What to do>
1. In the E-authentication passage, rewrite the part from "In 2004, the" up to and including "from the government.", substituting "citizens" for "public" throughout.
2. Answer these questions from the E-authentication passage:
(a) In what year did the US government propose the E-authentication initiative?
(b) At what SAML version is technical interoperability required for FedFed membership at levels 1 & 2?
(c) What does FedFed membership at levels 3 & 4 require?

Document passage>

In 2004, the US government proposed an E-authentication initiative. The goals of the initiative include:
- Build and enable mutual trust needed to support widespread use of electronic interactions between the public and the US Government.
- Minimize the burden on the public when obtaining trusted electronic services from the government.
- Deliver common interoperable authentication solutions, appropriately matching the levels of risk and business risks.
As a result of this initiative, campuses may start offering to student, faculty and staff access to certain federal applications. However, before this happens, the government will impose the following requirements:

==FedFed Membership requirements for levels 1 & 2==
- Credential Assessment
- Signing Business and Operating Rules
- Technical Interoperability at SAML 1.0

==FedFed Membership requirements for levels 3 & 4==
- Cross-certification with Federal PKI

==Service Provider Requirements to Join Federal Federation Directly==
Those services provide wishing to join the Federal Federation Directly will have to agree with:

- eAuthentication Business and Operating rules in
  - Risk Analysis
  - Service levels
  - Security levels″
  - Compliance with FIPS and NIST SPs
  - Reporting requirements
- Procedural, audit and documentation requirements.

Entries supplied>
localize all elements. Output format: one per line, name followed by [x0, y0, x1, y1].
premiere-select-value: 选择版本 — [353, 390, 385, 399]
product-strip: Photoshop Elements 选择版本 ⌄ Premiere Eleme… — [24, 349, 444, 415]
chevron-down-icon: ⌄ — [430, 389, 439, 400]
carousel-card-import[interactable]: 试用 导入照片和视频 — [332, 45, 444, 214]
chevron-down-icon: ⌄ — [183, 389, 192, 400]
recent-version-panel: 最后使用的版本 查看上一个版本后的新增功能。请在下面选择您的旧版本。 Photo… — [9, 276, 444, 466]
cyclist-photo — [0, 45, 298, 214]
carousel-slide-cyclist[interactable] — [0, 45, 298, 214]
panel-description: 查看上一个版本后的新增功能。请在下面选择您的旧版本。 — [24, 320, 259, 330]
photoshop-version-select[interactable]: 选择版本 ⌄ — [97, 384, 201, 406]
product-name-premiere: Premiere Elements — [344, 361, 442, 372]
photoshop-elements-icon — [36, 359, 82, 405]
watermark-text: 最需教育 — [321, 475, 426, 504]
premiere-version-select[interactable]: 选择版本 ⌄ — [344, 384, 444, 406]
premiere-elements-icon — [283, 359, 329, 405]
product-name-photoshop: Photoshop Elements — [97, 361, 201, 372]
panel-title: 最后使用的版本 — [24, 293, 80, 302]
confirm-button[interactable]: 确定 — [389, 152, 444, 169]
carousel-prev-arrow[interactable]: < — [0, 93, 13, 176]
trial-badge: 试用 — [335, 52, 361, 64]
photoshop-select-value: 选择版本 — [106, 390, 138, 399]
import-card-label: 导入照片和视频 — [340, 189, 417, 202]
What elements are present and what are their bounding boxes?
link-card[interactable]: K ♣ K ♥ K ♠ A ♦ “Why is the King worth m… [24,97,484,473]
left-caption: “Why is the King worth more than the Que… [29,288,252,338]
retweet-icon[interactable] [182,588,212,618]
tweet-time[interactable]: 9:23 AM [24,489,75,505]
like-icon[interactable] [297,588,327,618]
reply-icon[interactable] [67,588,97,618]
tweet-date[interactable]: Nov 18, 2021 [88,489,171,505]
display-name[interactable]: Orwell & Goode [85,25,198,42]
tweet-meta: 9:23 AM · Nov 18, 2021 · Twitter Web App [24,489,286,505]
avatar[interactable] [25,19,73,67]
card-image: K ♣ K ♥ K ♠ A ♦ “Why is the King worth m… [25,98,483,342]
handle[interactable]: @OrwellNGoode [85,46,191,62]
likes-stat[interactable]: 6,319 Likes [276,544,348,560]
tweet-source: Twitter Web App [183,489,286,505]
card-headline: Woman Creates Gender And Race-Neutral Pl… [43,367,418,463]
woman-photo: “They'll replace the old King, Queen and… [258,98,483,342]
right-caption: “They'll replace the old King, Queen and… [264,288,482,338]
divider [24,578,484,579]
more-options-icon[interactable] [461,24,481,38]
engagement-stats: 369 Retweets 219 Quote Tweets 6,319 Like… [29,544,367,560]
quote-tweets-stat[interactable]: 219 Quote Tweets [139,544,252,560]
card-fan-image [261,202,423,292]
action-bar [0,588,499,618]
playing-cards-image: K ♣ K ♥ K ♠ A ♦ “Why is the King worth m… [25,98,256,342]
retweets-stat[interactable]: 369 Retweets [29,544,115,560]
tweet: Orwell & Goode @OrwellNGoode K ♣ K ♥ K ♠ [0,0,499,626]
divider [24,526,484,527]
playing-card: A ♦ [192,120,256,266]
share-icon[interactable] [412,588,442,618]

Results of the exercise>
1.
In 2004, the US government proposed an E-authentication initiative. The goals of the initiative include:
- Build and enable mutual trust needed to support widespread use of electronic interactions between the citizens and the US Government.
- Minimize the burden on the citizens when obtaining trusted electronic services from the government.

2.
(a) 2004
(b) SAML 1.0
(c) Cross-certification with Federal PKI